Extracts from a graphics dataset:
▼
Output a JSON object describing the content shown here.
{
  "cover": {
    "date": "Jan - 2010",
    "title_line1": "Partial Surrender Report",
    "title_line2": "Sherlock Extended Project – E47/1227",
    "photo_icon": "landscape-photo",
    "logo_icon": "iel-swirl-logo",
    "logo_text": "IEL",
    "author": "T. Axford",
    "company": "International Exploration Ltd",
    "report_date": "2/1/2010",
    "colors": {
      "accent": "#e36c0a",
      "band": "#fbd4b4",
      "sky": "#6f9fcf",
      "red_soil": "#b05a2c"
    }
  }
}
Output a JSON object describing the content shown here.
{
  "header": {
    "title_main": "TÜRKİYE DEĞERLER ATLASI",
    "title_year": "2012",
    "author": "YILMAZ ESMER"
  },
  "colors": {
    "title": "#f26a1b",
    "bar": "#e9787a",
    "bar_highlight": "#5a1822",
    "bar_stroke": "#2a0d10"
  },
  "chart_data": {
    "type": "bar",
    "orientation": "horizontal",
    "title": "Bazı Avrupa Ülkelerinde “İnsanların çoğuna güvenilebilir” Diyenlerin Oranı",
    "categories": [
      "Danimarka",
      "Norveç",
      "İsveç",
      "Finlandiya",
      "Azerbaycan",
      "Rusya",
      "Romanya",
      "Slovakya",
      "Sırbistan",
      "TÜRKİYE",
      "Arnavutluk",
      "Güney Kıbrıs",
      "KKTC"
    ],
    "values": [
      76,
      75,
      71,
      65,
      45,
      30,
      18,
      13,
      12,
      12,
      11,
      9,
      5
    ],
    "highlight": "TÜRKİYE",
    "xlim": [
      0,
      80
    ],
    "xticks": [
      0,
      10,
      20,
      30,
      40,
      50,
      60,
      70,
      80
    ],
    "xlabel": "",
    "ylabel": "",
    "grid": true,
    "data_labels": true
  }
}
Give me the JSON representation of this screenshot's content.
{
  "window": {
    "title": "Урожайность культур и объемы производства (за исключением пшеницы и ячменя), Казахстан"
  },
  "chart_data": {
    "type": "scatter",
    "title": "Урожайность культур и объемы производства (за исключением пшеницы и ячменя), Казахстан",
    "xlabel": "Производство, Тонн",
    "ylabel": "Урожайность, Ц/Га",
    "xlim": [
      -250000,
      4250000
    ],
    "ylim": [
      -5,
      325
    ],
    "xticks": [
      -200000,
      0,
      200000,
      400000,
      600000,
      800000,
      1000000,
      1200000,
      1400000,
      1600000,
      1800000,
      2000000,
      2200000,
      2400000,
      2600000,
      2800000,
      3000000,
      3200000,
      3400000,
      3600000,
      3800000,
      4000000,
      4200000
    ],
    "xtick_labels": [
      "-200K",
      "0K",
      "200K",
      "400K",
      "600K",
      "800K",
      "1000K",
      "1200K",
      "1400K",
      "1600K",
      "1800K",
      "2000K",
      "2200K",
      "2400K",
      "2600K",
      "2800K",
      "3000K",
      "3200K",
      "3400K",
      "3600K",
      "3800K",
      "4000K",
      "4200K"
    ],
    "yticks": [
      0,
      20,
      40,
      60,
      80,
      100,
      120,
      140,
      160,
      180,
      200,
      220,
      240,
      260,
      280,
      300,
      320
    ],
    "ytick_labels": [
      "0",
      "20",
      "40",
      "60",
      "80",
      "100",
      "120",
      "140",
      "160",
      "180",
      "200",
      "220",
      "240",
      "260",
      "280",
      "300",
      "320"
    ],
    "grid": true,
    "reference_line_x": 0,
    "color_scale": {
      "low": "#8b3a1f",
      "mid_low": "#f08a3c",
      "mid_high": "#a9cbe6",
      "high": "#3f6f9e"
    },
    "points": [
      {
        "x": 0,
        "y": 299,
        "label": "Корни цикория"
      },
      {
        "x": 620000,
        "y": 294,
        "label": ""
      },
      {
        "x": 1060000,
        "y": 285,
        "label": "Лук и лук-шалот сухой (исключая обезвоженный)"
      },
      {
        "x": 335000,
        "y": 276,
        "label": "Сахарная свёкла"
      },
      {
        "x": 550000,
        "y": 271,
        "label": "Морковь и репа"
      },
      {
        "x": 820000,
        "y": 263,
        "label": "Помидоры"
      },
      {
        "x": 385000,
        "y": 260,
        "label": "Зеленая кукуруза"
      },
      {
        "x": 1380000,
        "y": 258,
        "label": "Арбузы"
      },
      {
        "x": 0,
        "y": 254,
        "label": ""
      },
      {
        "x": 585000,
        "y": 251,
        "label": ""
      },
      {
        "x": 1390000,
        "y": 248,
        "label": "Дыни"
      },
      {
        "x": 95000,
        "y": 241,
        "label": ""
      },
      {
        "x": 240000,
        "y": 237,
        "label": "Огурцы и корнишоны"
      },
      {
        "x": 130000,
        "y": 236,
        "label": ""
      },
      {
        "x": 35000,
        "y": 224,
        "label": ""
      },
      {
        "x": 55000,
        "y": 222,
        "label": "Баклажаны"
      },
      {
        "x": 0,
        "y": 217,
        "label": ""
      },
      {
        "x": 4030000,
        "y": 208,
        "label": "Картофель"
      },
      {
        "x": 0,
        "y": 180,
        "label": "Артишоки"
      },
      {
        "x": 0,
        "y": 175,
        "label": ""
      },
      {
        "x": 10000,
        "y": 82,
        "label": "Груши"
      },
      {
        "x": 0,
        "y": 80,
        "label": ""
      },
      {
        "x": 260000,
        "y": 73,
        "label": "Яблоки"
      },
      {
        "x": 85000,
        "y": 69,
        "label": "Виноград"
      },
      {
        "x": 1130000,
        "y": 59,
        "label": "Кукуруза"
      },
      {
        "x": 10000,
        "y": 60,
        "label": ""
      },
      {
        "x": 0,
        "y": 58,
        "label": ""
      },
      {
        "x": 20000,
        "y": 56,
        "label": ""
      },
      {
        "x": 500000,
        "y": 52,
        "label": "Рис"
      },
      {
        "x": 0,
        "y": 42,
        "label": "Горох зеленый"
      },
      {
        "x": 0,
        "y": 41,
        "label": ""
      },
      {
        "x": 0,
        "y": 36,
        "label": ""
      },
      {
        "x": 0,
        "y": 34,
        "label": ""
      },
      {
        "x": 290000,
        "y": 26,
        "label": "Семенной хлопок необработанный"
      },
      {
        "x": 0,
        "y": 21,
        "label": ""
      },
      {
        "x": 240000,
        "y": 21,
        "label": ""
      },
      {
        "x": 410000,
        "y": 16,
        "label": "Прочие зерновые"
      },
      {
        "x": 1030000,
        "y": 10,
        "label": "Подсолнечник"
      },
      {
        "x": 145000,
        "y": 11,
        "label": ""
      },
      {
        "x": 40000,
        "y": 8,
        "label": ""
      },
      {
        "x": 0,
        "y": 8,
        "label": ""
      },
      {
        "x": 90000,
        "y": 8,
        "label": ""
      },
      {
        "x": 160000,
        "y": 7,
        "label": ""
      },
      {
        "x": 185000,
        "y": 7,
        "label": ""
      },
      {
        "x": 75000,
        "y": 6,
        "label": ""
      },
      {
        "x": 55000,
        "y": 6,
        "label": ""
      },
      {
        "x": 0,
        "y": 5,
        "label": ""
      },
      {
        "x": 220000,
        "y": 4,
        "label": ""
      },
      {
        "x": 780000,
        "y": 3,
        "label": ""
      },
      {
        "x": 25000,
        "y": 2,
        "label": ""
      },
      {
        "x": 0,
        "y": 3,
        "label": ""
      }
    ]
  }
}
▲
[Do this]:
Transcribe the data above in full, exactly.

[Exercise result]:
Output a JSON object describing the content shown here.
{
  "cover": {
    "date": "Jan - 2010",
    "title_line1": "Partial Surrender Report",
    "title_line2": "Sherlock Extended Project – E47/1227",
    "photo_icon": "landscape-photo",
    "logo_icon": "iel-swirl-logo",
    "logo_text": "IEL",
    "author": "T. Axford",
    "company": "International Exploration Ltd",
    "report_date": "2/1/2010",
    "colors": {
      "accent": "#e36c0a",
      "band": "#fbd4b4",
      "sky": "#6f9fcf",
      "red_soil": "#b05a2c"
    }
  }
}
Output a JSON object describing the content shown here.
{
  "header": {
    "title_main": "TÜRKİYE DEĞERLER ATLASI",
    "title_year": "2012",
    "author": "YILMAZ ESMER"
  },
  "colors": {
    "title": "#f26a1b",
    "bar": "#e9787a",
    "bar_highlight": "#5a1822",
    "bar_stroke": "#2a0d10"
  },
  "chart_data": {
    "type": "bar",
    "orientation": "horizontal",
    "title": "Bazı Avrupa Ülkelerinde “İnsanların çoğuna güvenilebilir” Diyenlerin Oranı",
    "categories": [
      "Danimarka",
      "Norveç",
      "İsveç",
      "Finlandiya",
      "Azerbaycan",
      "Rusya",
      "Romanya",
      "Slovakya",
      "Sırbistan",
      "TÜRKİYE",
      "Arnavutluk",
      "Güney Kıbrıs",
      "KKTC"
    ],
    "values": [
      76,
      75,
      71,
      65,
      45,
      30,
      18,
      13,
      12,
      12,
      11,
      9,
      5
    ],
    "highlight": "TÜRKİYE",
    "xlim": [
      0,
      80
    ],
    "xticks": [
      0,
      10,
      20,
      30,
      40,
      50,
      60,
      70,
      80
    ],
    "xlabel": "",
    "ylabel": "",
    "grid": true,
    "data_labels": true
  }
}
Give me the JSON representation of this screenshot's content.
{
  "window": {
    "title": "Урожайность культур и объемы производства (за исключением пшеницы и ячменя), Казахстан"
  },
  "chart_data": {
    "type": "scatter",
    "title": "Урожайность культур и объемы производства (за исключением пшеницы и ячменя), Казахстан",
    "xlabel": "Производство, Тонн",
    "ylabel": "Урожайность, Ц/Га",
    "xlim": [
      -250000,
      4250000
    ],
    "ylim": [
      -5,
      325
    ],
    "xticks": [
      -200000,
      0,
      200000,
      400000,
      600000,
      800000,
      1000000,
      1200000,
      1400000,
      1600000,
      1800000,
      2000000,
      2200000,
      2400000,
      2600000,
      2800000,
      3000000,
      3200000,
      3400000,
      3600000,
      3800000,
      4000000,
      4200000
    ],
    "xtick_labels": [
      "-200K",
      "0K",
      "200K",
      "400K",
      "600K",
      "800K",
      "1000K",
      "1200K",
      "1400K",
      "1600K",
      "1800K",
      "2000K",
      "2200K",
      "2400K",
      "2600K",
      "2800K",
      "3000K",
      "3200K",
      "3400K",
      "3600K",
      "3800K",
      "4000K",
      "4200K"
    ],
    "yticks": [
      0,
      20,
      40,
      60,
      80,
      100,
      120,
      140,
      160,
      180,
      200,
      220,
      240,
      260,
      280,
      300,
      320
    ],
    "ytick_labels": [
      "0",
      "20",
      "40",
      "60",
      "80",
      "100",
      "120",
      "140",
      "160",
      "180",
      "200",
      "220",
      "240",
      "260",
      "280",
      "300",
      "320"
    ],
    "grid": true,
    "reference_line_x": 0,
    "color_scale": {
      "low": "#8b3a1f",
      "mid_low": "#f08a3c",
      "mid_high": "#a9cbe6",
      "high": "#3f6f9e"
    },
    "points": [
      {
        "x": 0,
        "y": 299,
        "label": "Корни цикория"
      },
      {
        "x": 620000,
        "y": 294,
        "label": ""
      },
      {
        "x": 1060000,
        "y": 285,
        "label": "Лук и лук-шалот сухой (исключая обезвоженный)"
      },
      {
        "x": 335000,
        "y": 276,
        "label": "Сахарная свёкла"
      },
      {
        "x": 550000,
        "y": 271,
        "label": "Морковь и репа"
      },
      {
        "x": 820000,
        "y": 263,
        "label": "Помидоры"
      },
      {
        "x": 385000,
        "y": 260,
        "label": "Зеленая кукуруза"
      },
      {
        "x": 1380000,
        "y": 258,
        "label": "Арбузы"
      },
      {
        "x": 0,
        "y": 254,
        "label": ""
      },
      {
        "x": 585000,
        "y": 251,
        "label": ""
      },
      {
        "x": 1390000,
        "y": 248,
        "label": "Дыни"
      },
      {
        "x": 95000,
        "y": 241,
        "label": ""
      },
      {
        "x": 240000,
        "y": 237,
        "label": "Огурцы и корнишоны"
      },
      {
        "x": 130000,
        "y": 236,
        "label": ""
      },
      {
        "x": 35000,
        "y": 224,
        "label": ""
      },
      {
        "x": 55000,
        "y": 222,
        "label": "Баклажаны"
      },
      {
        "x": 0,
        "y": 217,
        "label": ""
      },
      {
        "x": 4030000,
        "y": 208,
        "label": "Картофель"
      },
      {
        "x": 0,
        "y": 180,
        "label": "Артишоки"
      },
      {
        "x": 0,
        "y": 175,
        "label": ""
      },
      {
        "x": 10000,
        "y": 82,
        "label": "Груши"
      },
      {
        "x": 0,
        "y": 80,
        "label": ""
      },
      {
        "x": 260000,
        "y": 73,
        "label": "Яблоки"
      },
      {
        "x": 85000,
        "y": 69,
        "label": "Виноград"
      },
      {
        "x": 1130000,
        "y": 59,
        "label": "Кукуруза"
      },
      {
        "x": 10000,
        "y": 60,
        "label": ""
      },
      {
        "x": 0,
        "y": 58,
        "label": ""
      },
      {
        "x": 20000,
        "y": 56,
        "label": ""
      },
      {
        "x": 500000,
        "y": 52,
        "label": "Рис"
      },
      {
        "x": 0,
        "y": 42,
        "label": "Горох зеленый"
      },
      {
        "x": 0,
        "y": 41,
        "label": ""
      },
      {
        "x": 0,
        "y": 36,
        "label": ""
      },
      {
        "x": 0,
        "y": 34,
        "label": ""
      },
      {
        "x": 290000,
        "y": 26,
        "label": "Семенной хлопок необработанный"
      },
      {
        "x": 0,
        "y": 21,
        "label": ""
      },
      {
        "x": 240000,
        "y": 21,
        "label": ""
      },
      {
        "x": 410000,
        "y": 16,
        "label": "Прочие зерновые"
      },
      {
        "x": 1030000,
        "y": 10,
        "label": "Подсолнечник"
      },
      {
        "x": 145000,
        "y": 11,
        "label": ""
      },
      {
        "x": 40000,
        "y": 8,
        "label": ""
      },
      {
        "x": 0,
        "y": 8,
        "label": ""
      },
      {
        "x": 90000,
        "y": 8,
        "label": ""
      },
      {
        "x": 160000,
        "y": 7,
        "label": ""
      },
      {
        "x": 185000,
        "y": 7,
        "label": ""
      },
      {
        "x": 75000,
        "y": 6,
        "label": ""
      },
      {
        "x": 55000,
        "y": 6,
        "label": ""
      },
      {
        "x": 0,
        "y": 5,
        "label": ""
      },
      {
        "x": 220000,
        "y": 4,
        "label": ""
      },
      {
        "x": 780000,
        "y": 3,
        "label": ""
      },
      {
        "x": 25000,
        "y": 2,
        "label": ""
      },
      {
        "x": 0,
        "y": 3,
        "label": ""
      }
    ]
  }
}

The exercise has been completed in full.